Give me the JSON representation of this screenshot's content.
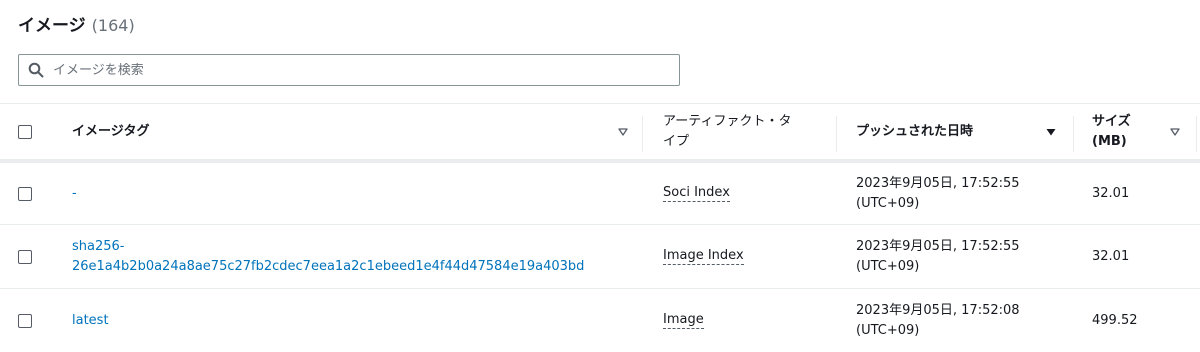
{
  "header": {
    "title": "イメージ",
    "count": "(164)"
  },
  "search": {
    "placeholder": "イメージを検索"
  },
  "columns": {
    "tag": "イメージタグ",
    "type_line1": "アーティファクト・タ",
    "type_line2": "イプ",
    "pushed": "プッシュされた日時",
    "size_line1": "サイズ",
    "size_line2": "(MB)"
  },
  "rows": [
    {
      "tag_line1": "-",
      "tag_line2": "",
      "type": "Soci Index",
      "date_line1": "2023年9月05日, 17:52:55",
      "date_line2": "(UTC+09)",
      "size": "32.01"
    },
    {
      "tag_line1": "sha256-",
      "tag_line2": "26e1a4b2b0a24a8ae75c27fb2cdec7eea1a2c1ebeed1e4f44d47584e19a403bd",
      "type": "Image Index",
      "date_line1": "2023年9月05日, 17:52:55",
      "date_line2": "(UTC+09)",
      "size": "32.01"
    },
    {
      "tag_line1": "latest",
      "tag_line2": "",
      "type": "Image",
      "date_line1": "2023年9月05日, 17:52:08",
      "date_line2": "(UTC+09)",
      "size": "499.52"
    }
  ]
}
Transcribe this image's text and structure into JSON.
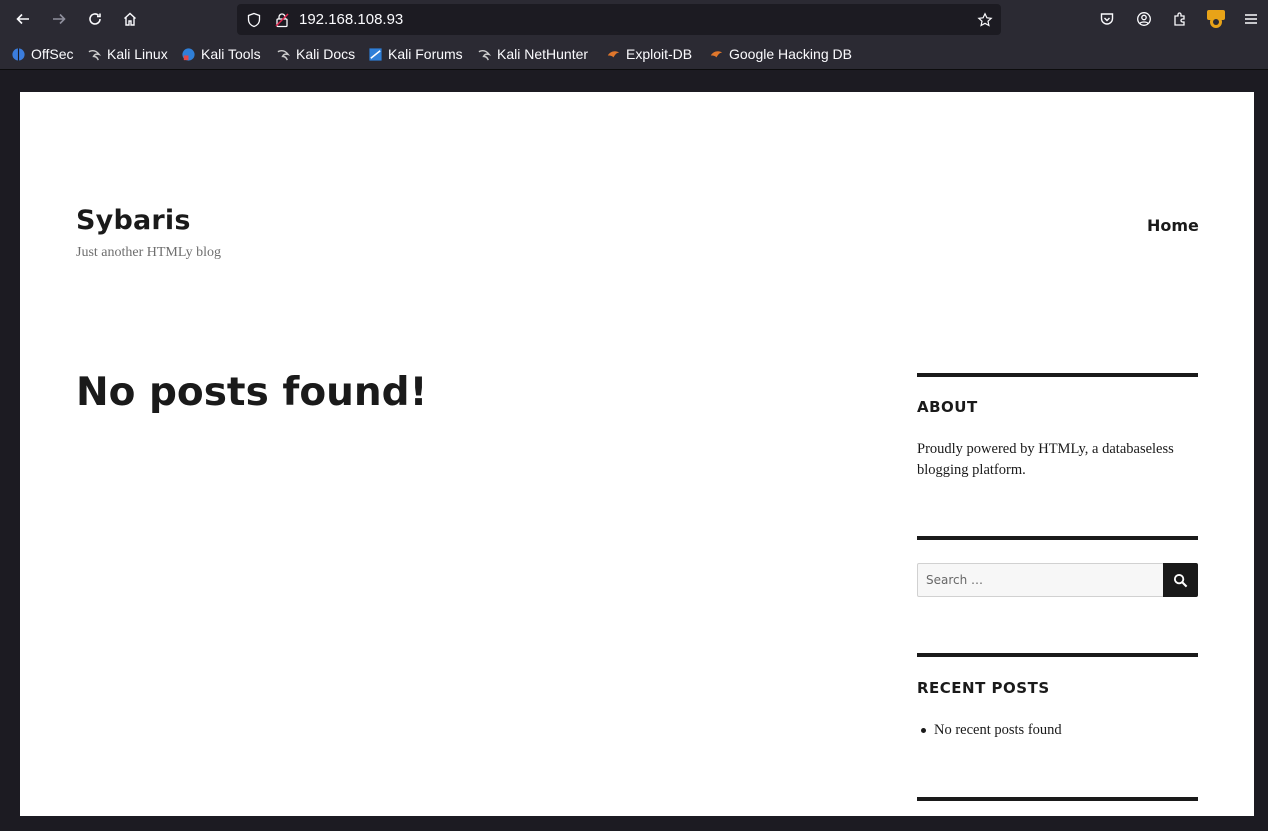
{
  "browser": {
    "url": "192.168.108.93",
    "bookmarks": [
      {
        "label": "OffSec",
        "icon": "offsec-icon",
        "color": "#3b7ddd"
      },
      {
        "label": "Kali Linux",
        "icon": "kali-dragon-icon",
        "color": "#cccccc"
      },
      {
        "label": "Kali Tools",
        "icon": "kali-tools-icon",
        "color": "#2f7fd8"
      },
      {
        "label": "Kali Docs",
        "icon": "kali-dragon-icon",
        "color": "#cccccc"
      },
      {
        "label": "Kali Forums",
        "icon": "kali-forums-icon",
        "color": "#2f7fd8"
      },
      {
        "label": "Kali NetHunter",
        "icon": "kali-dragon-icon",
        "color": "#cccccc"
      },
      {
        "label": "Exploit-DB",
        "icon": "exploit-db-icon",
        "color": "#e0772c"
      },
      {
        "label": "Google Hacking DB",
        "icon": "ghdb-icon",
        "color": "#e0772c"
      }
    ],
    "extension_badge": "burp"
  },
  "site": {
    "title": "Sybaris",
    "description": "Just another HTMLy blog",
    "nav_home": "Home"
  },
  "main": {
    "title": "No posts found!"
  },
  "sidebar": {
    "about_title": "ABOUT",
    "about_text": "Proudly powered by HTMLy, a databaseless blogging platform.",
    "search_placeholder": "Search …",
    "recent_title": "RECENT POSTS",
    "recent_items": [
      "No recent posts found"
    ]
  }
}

^^^^

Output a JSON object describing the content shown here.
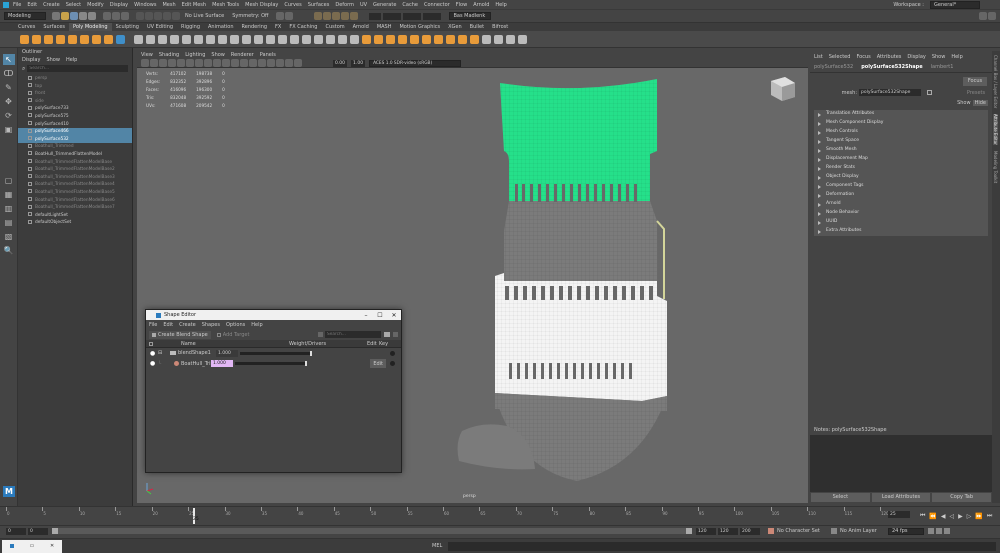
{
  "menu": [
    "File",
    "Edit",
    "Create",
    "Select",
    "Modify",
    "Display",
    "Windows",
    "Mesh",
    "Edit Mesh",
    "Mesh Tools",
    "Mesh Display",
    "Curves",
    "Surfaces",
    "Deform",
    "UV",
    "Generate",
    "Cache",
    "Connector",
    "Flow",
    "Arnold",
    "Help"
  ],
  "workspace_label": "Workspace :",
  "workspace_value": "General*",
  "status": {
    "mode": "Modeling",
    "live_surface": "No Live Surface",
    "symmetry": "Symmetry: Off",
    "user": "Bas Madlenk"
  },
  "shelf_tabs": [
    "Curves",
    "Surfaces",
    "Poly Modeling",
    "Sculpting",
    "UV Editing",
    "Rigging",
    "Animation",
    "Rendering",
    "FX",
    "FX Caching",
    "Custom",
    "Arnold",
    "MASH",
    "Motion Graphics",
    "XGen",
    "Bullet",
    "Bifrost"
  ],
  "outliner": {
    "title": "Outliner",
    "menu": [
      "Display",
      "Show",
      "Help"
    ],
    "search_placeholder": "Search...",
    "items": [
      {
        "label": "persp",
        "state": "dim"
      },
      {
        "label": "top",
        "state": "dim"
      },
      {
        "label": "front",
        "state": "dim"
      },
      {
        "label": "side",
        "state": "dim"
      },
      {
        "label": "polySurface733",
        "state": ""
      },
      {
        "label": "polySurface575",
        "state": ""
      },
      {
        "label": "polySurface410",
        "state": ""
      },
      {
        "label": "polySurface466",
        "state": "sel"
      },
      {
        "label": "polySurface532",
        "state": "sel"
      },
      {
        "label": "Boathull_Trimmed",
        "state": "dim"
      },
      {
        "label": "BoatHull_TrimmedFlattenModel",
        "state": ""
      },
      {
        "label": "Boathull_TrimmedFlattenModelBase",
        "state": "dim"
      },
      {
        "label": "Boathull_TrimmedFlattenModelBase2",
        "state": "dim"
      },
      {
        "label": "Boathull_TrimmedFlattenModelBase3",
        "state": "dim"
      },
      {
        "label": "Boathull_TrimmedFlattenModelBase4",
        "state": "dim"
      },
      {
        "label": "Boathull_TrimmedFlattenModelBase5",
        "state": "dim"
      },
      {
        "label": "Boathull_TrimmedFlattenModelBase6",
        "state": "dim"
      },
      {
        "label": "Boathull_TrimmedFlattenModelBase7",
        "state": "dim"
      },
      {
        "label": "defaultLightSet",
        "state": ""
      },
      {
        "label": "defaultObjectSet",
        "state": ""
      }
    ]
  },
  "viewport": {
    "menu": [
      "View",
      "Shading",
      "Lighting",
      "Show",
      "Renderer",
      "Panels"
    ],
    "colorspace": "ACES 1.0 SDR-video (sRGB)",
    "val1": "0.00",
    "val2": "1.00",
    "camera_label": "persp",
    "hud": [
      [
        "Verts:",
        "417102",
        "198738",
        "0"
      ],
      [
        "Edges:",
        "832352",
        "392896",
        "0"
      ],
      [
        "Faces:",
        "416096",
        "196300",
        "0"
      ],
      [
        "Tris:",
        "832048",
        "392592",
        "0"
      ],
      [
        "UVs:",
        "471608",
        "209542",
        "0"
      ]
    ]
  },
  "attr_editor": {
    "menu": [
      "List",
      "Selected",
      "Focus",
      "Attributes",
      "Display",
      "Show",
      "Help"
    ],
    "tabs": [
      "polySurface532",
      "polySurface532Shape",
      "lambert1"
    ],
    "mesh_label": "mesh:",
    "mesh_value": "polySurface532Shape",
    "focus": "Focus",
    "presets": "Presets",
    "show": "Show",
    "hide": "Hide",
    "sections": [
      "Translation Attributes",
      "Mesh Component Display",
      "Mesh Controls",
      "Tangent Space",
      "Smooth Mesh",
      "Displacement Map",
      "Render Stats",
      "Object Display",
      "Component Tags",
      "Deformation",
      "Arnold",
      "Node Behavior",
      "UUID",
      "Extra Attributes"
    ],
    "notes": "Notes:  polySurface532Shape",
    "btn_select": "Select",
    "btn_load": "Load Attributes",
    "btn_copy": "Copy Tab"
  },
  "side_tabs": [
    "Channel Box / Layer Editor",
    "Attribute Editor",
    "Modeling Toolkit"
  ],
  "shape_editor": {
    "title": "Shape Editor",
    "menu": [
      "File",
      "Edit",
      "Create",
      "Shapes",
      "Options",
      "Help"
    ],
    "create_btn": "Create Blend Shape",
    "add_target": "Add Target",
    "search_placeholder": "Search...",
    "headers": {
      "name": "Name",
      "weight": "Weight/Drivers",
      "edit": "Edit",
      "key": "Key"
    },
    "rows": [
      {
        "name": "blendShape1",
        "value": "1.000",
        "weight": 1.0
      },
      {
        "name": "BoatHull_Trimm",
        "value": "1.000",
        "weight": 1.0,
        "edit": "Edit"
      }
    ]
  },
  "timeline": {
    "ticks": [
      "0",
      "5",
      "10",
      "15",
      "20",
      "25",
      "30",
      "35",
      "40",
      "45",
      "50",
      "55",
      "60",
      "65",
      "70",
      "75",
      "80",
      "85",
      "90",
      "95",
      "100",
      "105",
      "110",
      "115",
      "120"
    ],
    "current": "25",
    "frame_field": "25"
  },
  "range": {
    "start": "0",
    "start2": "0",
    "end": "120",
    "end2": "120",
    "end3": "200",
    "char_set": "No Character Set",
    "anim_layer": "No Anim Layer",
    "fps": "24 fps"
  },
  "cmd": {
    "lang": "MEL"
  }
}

^^^^

● **WRITTEN REQUEST**
Isolate each line of the listing above that includes "found". Copy it.

● **EXERCISE RESULT**
    "title": "No posts found!"
      "No recent posts found"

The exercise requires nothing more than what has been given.